** BEGIN Given passage **
DevOps for ML systems

In this week’s lecture, we reviewed some of the basic ideas of DevOps:

Continuous integration/continuous delivery
Version control for everything
Infrastructure as code
Proactive monitoring and logging

and we discussed how use of DevOps practices can increase deployment frequency, and decrease lead time for changes, change failure rate, and time to restore service.

We also described some ideas of cloud native computing, which marries DevOps and cloud computing.

Although DevOps has well-developed ideas for managing code and infrastructure, we noted that it does not necessarily have them for models and data, which are an integral part of machine learning systems. Thus, the need for MLOps, which is: DevOps + the application of DevOps ideas to models and data.

We introduced a MLOps lifecycle for a machine learning system, and then we discussed (with reference to Uber as a case study) the core organization capabilities that would be needed to support this lifecycle across many teams and models within the organization.

Finaly, we reviewed the first few stages of the lifecycle in more depth -

what happens in that stage
the inputs and outputs of that stage
and the core organization capabilities it relies on.
** END Given passage **
**Exercise 1**
In the lecture summary, which company was used as the case study for the core organization capabilities?
** BEGIN Record extracts **
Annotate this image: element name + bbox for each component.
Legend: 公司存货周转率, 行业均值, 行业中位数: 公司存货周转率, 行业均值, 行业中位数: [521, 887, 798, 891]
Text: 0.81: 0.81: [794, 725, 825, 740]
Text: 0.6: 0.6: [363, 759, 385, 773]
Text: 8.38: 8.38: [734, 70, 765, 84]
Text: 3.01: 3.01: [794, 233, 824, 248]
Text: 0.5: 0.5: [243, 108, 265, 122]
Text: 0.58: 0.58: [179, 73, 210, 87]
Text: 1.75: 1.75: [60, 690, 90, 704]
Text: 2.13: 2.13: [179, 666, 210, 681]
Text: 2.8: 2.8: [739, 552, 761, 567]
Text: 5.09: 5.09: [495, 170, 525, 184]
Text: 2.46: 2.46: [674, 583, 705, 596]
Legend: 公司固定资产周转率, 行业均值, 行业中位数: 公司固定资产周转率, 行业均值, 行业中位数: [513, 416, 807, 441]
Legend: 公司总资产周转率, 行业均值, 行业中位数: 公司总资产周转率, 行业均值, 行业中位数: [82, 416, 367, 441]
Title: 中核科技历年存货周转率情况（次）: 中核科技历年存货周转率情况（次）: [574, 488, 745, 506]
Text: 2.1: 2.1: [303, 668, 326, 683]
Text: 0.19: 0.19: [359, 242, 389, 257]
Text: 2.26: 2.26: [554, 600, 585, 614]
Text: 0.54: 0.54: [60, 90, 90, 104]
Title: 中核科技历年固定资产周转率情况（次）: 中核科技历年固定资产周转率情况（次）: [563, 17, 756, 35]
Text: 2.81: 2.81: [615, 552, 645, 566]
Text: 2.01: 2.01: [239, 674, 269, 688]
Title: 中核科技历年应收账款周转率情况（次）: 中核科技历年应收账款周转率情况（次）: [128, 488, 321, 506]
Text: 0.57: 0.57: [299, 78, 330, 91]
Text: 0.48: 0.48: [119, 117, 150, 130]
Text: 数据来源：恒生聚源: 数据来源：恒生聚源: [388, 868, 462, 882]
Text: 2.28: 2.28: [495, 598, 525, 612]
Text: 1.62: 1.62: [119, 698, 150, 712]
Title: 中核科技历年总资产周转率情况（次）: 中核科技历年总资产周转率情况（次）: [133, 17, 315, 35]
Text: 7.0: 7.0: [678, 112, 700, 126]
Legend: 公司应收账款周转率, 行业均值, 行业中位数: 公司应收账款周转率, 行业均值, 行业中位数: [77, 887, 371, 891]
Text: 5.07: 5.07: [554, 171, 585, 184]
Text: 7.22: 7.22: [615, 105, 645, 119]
** END Record extracts **
**Exercise 2**
Echo every line of the entries above without changing anything.

**Output 1**
Uber

**Output 2**
Annotate this image: element name + bbox for each component.
Legend: 公司存货周转率, 行业均值, 行业中位数: 公司存货周转率, 行业均值, 行业中位数: [521, 887, 798, 891]
Text: 0.81: 0.81: [794, 725, 825, 740]
Text: 0.6: 0.6: [363, 759, 385, 773]
Text: 8.38: 8.38: [734, 70, 765, 84]
Text: 3.01: 3.01: [794, 233, 824, 248]
Text: 0.5: 0.5: [243, 108, 265, 122]
Text: 0.58: 0.58: [179, 73, 210, 87]
Text: 1.75: 1.75: [60, 690, 90, 704]
Text: 2.13: 2.13: [179, 666, 210, 681]
Text: 2.8: 2.8: [739, 552, 761, 567]
Text: 5.09: 5.09: [495, 170, 525, 184]
Text: 2.46: 2.46: [674, 583, 705, 596]
Legend: 公司固定资产周转率, 行业均值, 行业中位数: 公司固定资产周转率, 行业均值, 行业中位数: [513, 416, 807, 441]
Legend: 公司总资产周转率, 行业均值, 行业中位数: 公司总资产周转率, 行业均值, 行业中位数: [82, 416, 367, 441]
Title: 中核科技历年存货周转率情况（次）: 中核科技历年存货周转率情况（次）: [574, 488, 745, 506]
Text: 2.1: 2.1: [303, 668, 326, 683]
Text: 0.19: 0.19: [359, 242, 389, 257]
Text: 2.26: 2.26: [554, 600, 585, 614]
Text: 0.54: 0.54: [60, 90, 90, 104]
Title: 中核科技历年固定资产周转率情况（次）: 中核科技历年固定资产周转率情况（次）: [563, 17, 756, 35]
Text: 2.81: 2.81: [615, 552, 645, 566]
Text: 2.01: 2.01: [239, 674, 269, 688]
Title: 中核科技历年应收账款周转率情况（次）: 中核科技历年应收账款周转率情况（次）: [128, 488, 321, 506]
Text: 0.57: 0.57: [299, 78, 330, 91]
Text: 0.48: 0.48: [119, 117, 150, 130]
Text: 数据来源：恒生聚源: 数据来源：恒生聚源: [388, 868, 462, 882]
Text: 2.28: 2.28: [495, 598, 525, 612]
Text: 1.62: 1.62: [119, 698, 150, 712]
Title: 中核科技历年总资产周转率情况（次）: 中核科技历年总资产周转率情况（次）: [133, 17, 315, 35]
Text: 7.0: 7.0: [678, 112, 700, 126]
Legend: 公司应收账款周转率, 行业均值, 行业中位数: 公司应收账款周转率, 行业均值, 行业中位数: [77, 887, 371, 891]
Text: 5.07: 5.07: [554, 171, 585, 184]
Text: 7.22: 7.22: [615, 105, 645, 119]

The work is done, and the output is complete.